Изображая, понимать, или Sententia sensa: философия в литературном тексте — страница 59 из 109

<…> Победа марксизма в России, где нет промышленности, была бы величайшим противоречием, с каким только сталкивался марксизм. Но такого противоречия нет, поскольку нет и победы. В России не больше марксистского, чем было римского в германцах Священной Римской империи. <…> Я надеюсь дождаться книги, где сталинский марксизм будет переведен на язык русской истории. Он силен тем, что есть в нем русского, а вовсе не тем, что в нем от коммунизма»[719].

Одной из таких книг стал роман Кёстлера. То, что для Рубашова постепенно становится явью, но чему он еще не может найти объяснение (хотя о недостаточной, лишь поверхностной европеизации Германии – в еще большей степени это относилось к России – Маркс и Энгельс говорили еще в конце XIX в.), абсолютно ясно следователю Глеткину: «В других странах процесс индустриализации растягивался на сто или двести лет, так что крестьяне естественно и постепенно привыкали к своей новой жизни. У нас они должны освоиться с машинами и промышленной точностью в десять лет. Если мы не будем увольнять их и расстреливать за малейшие ошибки, они не отвыкнут спать у станков или во дворах фабрик, и страну охватит мертвый застой, то есть она вернется к дореволюционному состоянию». Однако откуда этот кровавый и бредовый кошмар массового вредительства, напоминающий какой-то шаманский, знахарский обряд? Очевидно, что он порожден той же ситуацией, особенностями сознания крестьянства, втягиваемого в индустриализацию, и Глеткин это отчетливо проговаривает: «Если моим землякам сказать, что они все еще отсталые и неграмотные, несмотря на завоевания Революции и успешную индустриализацию страны, это не принесет им никакой пользы. А если их убедить, что они герои труда и работают эффективней американцев, но страну лихорадит от дьявольского вредительства врагов, – это хоть как-то им поможет. Истинно правдиво то, что приносит человечеству пользу».

| ЗАДАНИЕ |
Определите, соответствуют ли фрагменту о романе Кёстлера следующие утверждения, и ответьте на каждое «да» или «нет», подтвердив ответ точной цитатой.
1. По словам Глеткина, в других странах индустриализация заняла сто или двести лет.
2. Глеткин полагает, что его землякам пойдёт на пользу, если им сказать о их отсталости и неграмотности.
3. В цитате в начале фрагмента сила сталинского марксизма объясняется тем, что в нём от коммунизма.

Перечни расположения элементов:
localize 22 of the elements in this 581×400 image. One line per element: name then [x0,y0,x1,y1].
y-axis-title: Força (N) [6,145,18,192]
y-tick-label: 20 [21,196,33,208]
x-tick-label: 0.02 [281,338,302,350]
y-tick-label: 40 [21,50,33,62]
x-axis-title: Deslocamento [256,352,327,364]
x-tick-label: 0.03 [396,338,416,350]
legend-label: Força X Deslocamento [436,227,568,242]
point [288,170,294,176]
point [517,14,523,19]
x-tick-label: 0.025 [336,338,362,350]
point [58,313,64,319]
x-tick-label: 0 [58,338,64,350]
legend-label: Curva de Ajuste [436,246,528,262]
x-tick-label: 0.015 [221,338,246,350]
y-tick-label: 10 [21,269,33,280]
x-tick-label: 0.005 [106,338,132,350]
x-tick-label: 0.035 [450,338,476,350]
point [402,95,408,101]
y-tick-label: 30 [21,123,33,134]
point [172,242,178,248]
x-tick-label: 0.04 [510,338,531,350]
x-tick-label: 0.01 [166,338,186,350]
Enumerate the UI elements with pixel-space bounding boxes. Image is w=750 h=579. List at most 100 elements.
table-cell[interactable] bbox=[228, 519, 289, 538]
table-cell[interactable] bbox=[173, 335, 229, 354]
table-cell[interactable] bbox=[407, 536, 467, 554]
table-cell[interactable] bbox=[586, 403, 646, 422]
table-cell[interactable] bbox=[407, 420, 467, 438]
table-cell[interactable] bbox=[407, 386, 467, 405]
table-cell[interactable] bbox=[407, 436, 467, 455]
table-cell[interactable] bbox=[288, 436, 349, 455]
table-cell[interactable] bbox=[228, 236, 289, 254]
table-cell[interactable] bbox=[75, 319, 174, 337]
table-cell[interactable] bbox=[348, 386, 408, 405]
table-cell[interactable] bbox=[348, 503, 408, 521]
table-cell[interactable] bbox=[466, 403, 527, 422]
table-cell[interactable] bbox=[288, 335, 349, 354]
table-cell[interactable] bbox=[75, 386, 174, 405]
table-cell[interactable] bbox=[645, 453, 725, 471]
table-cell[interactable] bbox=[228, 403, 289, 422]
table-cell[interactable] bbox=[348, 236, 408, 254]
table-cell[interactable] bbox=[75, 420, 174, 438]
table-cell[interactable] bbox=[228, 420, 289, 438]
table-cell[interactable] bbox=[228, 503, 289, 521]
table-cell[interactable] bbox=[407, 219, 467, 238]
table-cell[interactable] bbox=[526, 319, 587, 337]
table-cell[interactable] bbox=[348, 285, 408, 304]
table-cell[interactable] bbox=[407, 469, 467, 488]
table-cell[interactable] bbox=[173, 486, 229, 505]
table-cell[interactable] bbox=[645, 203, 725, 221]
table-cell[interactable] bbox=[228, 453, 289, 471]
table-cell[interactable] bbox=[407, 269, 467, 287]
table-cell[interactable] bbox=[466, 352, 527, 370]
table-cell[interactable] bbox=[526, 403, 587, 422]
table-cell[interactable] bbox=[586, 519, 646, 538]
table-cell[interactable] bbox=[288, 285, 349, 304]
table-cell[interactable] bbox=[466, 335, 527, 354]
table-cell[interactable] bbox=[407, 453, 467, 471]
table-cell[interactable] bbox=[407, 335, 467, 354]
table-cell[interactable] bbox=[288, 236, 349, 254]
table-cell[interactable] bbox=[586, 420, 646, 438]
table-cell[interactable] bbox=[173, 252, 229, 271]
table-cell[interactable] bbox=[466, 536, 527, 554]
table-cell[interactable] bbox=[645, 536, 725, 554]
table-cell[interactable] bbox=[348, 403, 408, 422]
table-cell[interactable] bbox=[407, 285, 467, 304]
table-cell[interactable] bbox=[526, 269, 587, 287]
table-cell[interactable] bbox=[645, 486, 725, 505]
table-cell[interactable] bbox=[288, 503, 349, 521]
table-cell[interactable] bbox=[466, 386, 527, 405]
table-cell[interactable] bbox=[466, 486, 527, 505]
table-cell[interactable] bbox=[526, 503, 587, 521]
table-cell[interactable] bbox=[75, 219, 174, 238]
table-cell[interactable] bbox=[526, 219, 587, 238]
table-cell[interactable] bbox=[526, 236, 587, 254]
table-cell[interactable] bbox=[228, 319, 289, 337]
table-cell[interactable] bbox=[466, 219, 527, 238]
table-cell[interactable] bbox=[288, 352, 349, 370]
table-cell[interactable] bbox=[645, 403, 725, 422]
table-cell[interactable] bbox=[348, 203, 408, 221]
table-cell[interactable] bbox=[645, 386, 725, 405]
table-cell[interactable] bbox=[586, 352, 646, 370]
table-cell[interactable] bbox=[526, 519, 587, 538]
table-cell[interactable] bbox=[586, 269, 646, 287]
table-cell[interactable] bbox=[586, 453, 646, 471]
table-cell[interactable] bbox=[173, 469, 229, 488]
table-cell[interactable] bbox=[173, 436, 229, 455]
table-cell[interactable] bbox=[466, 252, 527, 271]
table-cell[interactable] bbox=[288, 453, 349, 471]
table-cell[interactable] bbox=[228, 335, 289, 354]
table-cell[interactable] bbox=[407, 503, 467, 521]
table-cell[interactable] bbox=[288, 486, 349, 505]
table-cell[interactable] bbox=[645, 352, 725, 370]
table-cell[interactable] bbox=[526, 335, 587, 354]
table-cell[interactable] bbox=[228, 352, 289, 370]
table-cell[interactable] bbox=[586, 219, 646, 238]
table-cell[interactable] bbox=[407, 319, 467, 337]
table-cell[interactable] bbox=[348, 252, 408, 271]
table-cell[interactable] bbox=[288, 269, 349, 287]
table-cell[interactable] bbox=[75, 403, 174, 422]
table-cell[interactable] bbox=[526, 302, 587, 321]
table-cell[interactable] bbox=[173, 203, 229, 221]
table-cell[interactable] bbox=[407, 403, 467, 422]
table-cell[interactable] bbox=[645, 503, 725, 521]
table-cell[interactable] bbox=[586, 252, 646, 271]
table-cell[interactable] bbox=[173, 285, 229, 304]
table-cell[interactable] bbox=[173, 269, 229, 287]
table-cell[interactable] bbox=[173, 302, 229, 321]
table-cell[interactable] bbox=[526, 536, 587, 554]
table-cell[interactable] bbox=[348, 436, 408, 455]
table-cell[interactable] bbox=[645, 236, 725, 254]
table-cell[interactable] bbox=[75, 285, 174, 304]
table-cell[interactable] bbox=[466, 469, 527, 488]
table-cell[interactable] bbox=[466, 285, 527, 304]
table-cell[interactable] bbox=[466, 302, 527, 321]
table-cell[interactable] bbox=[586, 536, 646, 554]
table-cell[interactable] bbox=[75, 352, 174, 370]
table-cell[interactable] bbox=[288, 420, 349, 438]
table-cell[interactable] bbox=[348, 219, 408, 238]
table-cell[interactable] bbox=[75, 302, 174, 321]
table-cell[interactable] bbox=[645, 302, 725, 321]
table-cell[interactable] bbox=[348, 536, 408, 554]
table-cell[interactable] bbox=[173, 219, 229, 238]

| РЕШЕНИЕ ЗАДАНИЯ |
1. Да: «В других странах процесс индустриализации растягивался на сто или двести лет».
2. Нет: «Если моим землякам сказать, что они все еще отсталые и неграмотные, несмотря на завоевания Революции и успешную индустриализацию страны, это не принесет им никакой пользы».
3. Нет: «Он силен тем, что есть в нем русского, а вовсе не тем, что в нем от коммунизма».